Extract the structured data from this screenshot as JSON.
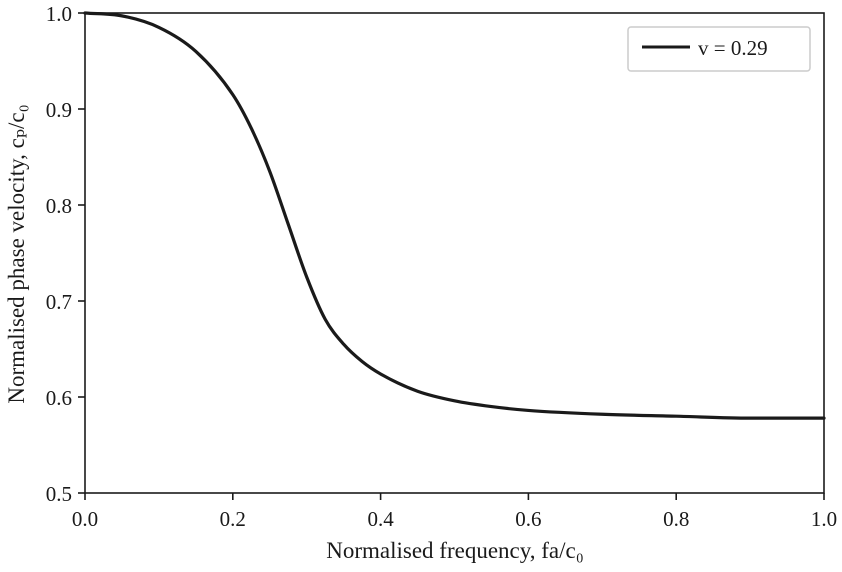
{
  "chart_data": {
    "type": "line",
    "xlabel": "Normalised frequency, fa/c₀",
    "ylabel": "Normalised phase velocity, cₚ/c₀",
    "xlim": [
      0.0,
      1.0
    ],
    "ylim": [
      0.5,
      1.0
    ],
    "x_ticks": [
      "0.0",
      "0.2",
      "0.4",
      "0.6",
      "0.8",
      "1.0"
    ],
    "y_ticks": [
      "0.5",
      "0.6",
      "0.7",
      "0.8",
      "0.9",
      "1.0"
    ],
    "grid": false,
    "legend_position": "top-right",
    "series": [
      {
        "name": "v = 0.29",
        "color": "#1a1a1a",
        "x": [
          0.0,
          0.05,
          0.1,
          0.15,
          0.2,
          0.225,
          0.25,
          0.275,
          0.3,
          0.325,
          0.35,
          0.375,
          0.4,
          0.45,
          0.5,
          0.55,
          0.6,
          0.7,
          0.8,
          0.9,
          1.0
        ],
        "y": [
          1.0,
          0.997,
          0.985,
          0.96,
          0.915,
          0.88,
          0.835,
          0.78,
          0.725,
          0.681,
          0.655,
          0.637,
          0.624,
          0.606,
          0.596,
          0.59,
          0.586,
          0.582,
          0.58,
          0.578,
          0.578
        ]
      }
    ]
  }
}
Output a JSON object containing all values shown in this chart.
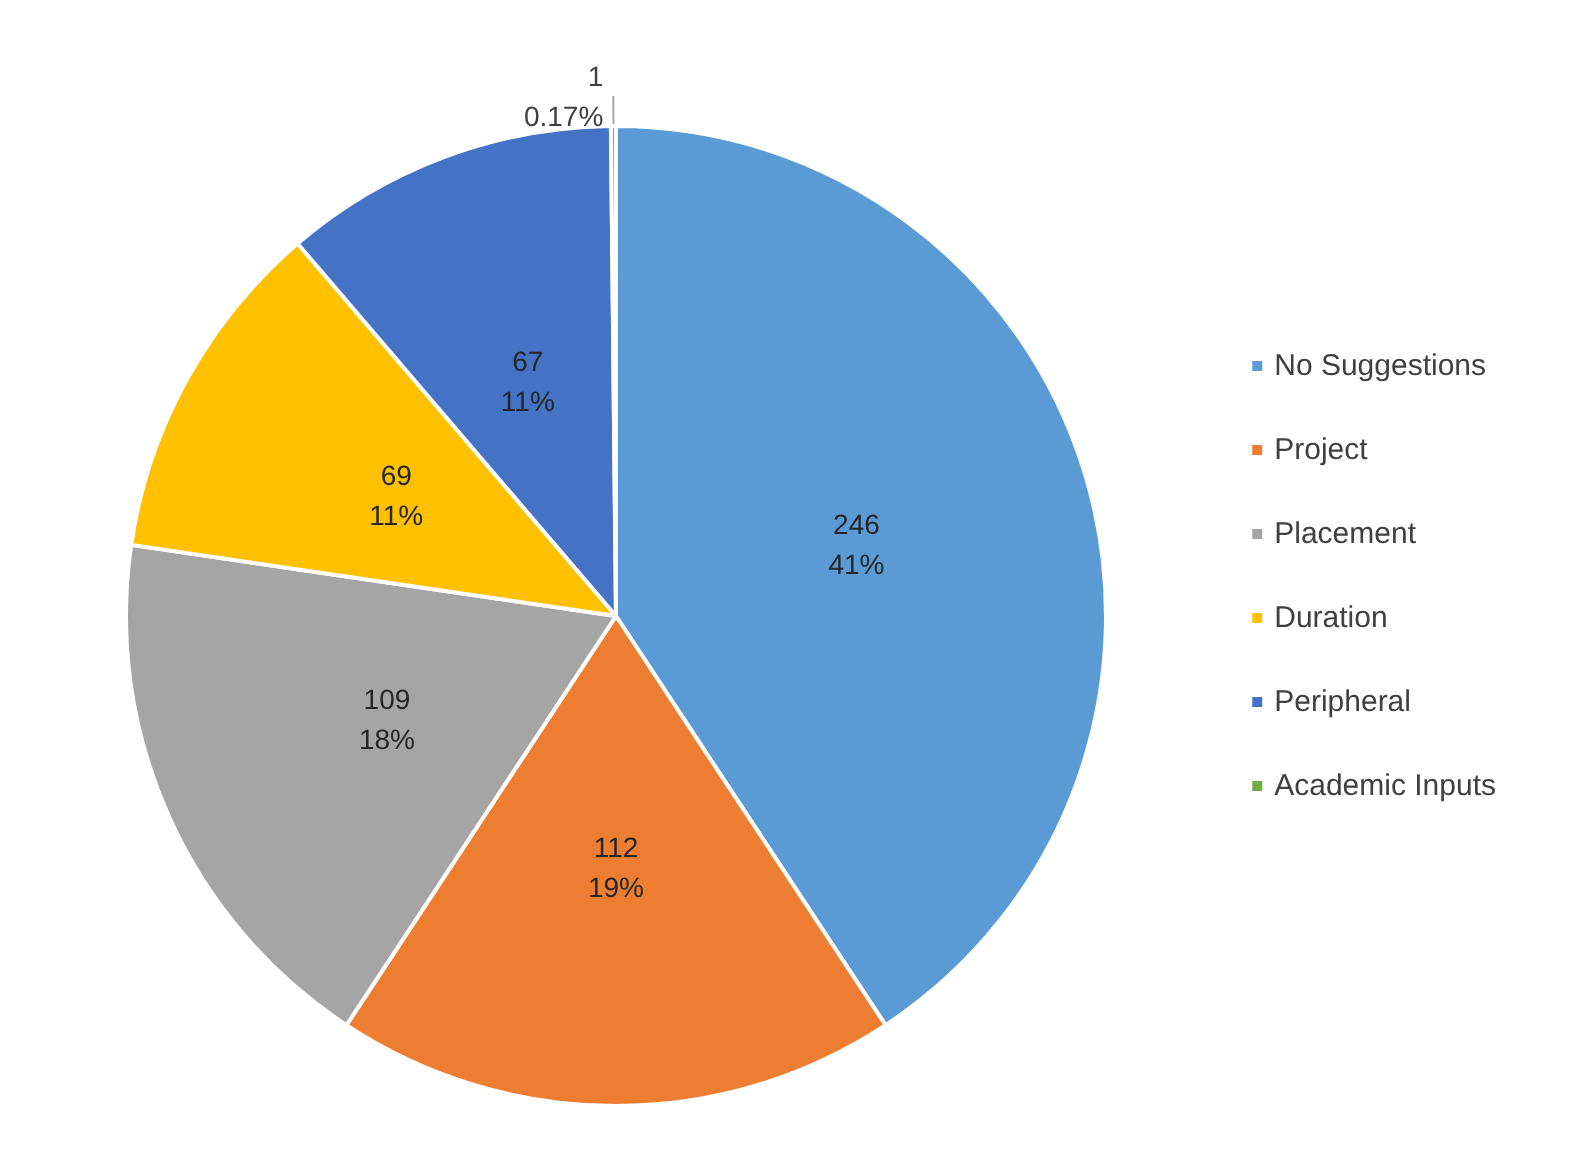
{
  "chart_data": {
    "type": "pie",
    "categories": [
      "No Suggestions",
      "Project",
      "Placement",
      "Duration",
      "Peripheral",
      "Academic Inputs"
    ],
    "values": [
      246,
      112,
      109,
      69,
      67,
      1
    ],
    "colors": [
      "#5b9bd5",
      "#ed7d31",
      "#a5a5a5",
      "#ffc000",
      "#4472c4",
      "#70ad47"
    ],
    "value_labels": [
      "246\n41%",
      "112\n19%",
      "109\n18%",
      "69\n11%",
      "67\n11%",
      "1\n0.17%"
    ],
    "legend": "right"
  }
}
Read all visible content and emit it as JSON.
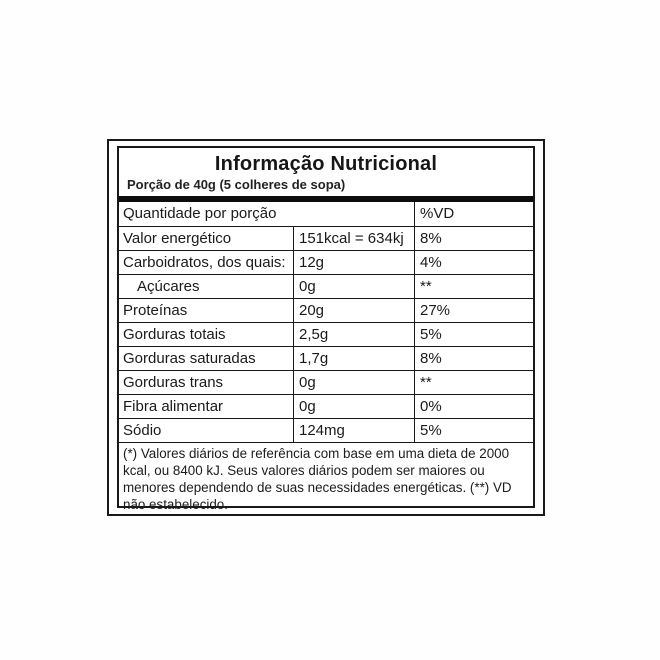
{
  "label": {
    "title": "Informação Nutricional",
    "serving": "Porção de 40g (5 colheres de sopa)",
    "columns": {
      "quantity_header": "Quantidade por porção",
      "dv_header": "%VD"
    },
    "rows": [
      {
        "name": "Valor energético",
        "amount": "151kcal = 634kj",
        "dv": "8%"
      },
      {
        "name": "Carboidratos, dos quais:",
        "amount": "12g",
        "dv": "4%"
      },
      {
        "name": "Açúcares",
        "amount": "0g",
        "dv": "**"
      },
      {
        "name": "Proteínas",
        "amount": "20g",
        "dv": "27%"
      },
      {
        "name": "Gorduras totais",
        "amount": "2,5g",
        "dv": "5%"
      },
      {
        "name": "Gorduras saturadas",
        "amount": "1,7g",
        "dv": "8%"
      },
      {
        "name": "Gorduras trans",
        "amount": "0g",
        "dv": "**"
      },
      {
        "name": "Fibra alimentar",
        "amount": "0g",
        "dv": "0%"
      },
      {
        "name": "Sódio",
        "amount": "124mg",
        "dv": "5%"
      }
    ],
    "footnote": "(*) Valores diários de referência com base em uma dieta de 2000 kcal, ou 8400 kJ. Seus valores diários podem ser maiores ou menores dependendo de suas necessidades energéticas. (**) VD não estabelecido.",
    "colors": {
      "border": "#1a1a1a",
      "bar": "#0d0d0d",
      "text": "#1a1a1a",
      "background": "#ffffff"
    }
  }
}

....

**Problem requirements:**
Copy each line exactly, and leave the pictures out of your copy.

**Task response:**
Extract the structured data from this screenshot as JSON.
{
  "chart_data": {
    "type": "line",
    "xlabel": "Normalised frequency, fa/c₀",
    "ylabel": "Normalised phase velocity, cₚ/c₀",
    "xlim": [
      0.0,
      1.0
    ],
    "ylim": [
      0.5,
      1.0
    ],
    "x_ticks": [
      "0.0",
      "0.2",
      "0.4",
      "0.6",
      "0.8",
      "1.0"
    ],
    "y_ticks": [
      "0.5",
      "0.6",
      "0.7",
      "0.8",
      "0.9",
      "1.0"
    ],
    "grid": false,
    "legend_position": "top-right",
    "series": [
      {
        "name": "v = 0.29",
        "color": "#1a1a1a",
        "x": [
          0.0,
          0.05,
          0.1,
          0.15,
          0.2,
          0.225,
          0.25,
          0.275,
          0.3,
          0.325,
          0.35,
          0.375,
          0.4,
          0.45,
          0.5,
          0.55,
          0.6,
          0.7,
          0.8,
          0.9,
          1.0
        ],
        "y": [
          1.0,
          0.997,
          0.985,
          0.96,
          0.915,
          0.88,
          0.835,
          0.78,
          0.725,
          0.681,
          0.655,
          0.637,
          0.624,
          0.606,
          0.596,
          0.59,
          0.586,
          0.582,
          0.58,
          0.578,
          0.578
        ]
      }
    ]
  }
}
Output a JSON object containing all values shown in this chart.
{
  "chart_data": {
    "type": "pie",
    "categories": [
      "No Suggestions",
      "Project",
      "Placement",
      "Duration",
      "Peripheral",
      "Academic Inputs"
    ],
    "values": [
      246,
      112,
      109,
      69,
      67,
      1
    ],
    "colors": [
      "#5b9bd5",
      "#ed7d31",
      "#a5a5a5",
      "#ffc000",
      "#4472c4",
      "#70ad47"
    ],
    "value_labels": [
      "246\n41%",
      "112\n19%",
      "109\n18%",
      "69\n11%",
      "67\n11%",
      "1\n0.17%"
    ],
    "legend": "right"
  }
}
Read all visible content and emit it as JSON.
{
  "label": {
    "title": "Informação Nutricional",
    "serving": "Porção de 40g (5 colheres de sopa)",
    "columns": {
      "quantity_header": "Quantidade por porção",
      "dv_header": "%VD"
    },
    "rows": [
      {
        "name": "Valor energético",
        "amount": "151kcal = 634kj",
        "dv": "8%"
      },
      {
        "name": "Carboidratos, dos quais:",
        "amount": "12g",
        "dv": "4%"
      },
      {
        "name": "Açúcares",
        "amount": "0g",
        "dv": "**"
      },
      {
        "name": "Proteínas",
        "amount": "20g",
        "dv": "27%"
      },
      {
        "name": "Gorduras totais",
        "amount": "2,5g",
        "dv": "5%"
      },
      {
        "name": "Gorduras saturadas",
        "amount": "1,7g",
        "dv": "8%"
      },
      {
        "name": "Gorduras trans",
        "amount": "0g",
        "dv": "**"
      },
      {
        "name": "Fibra alimentar",
        "amount": "0g",
        "dv": "0%"
      },
      {
        "name": "Sódio",
        "amount": "124mg",
        "dv": "5%"
      }
    ],
    "footnote": "(*) Valores diários de referência com base em uma dieta de 2000 kcal, ou 8400 kJ. Seus valores diários podem ser maiores ou menores dependendo de suas necessidades energéticas. (**) VD não estabelecido.",
    "colors": {
      "border": "#1a1a1a",
      "bar": "#0d0d0d",
      "text": "#1a1a1a",
      "background": "#ffffff"
    }
  }
}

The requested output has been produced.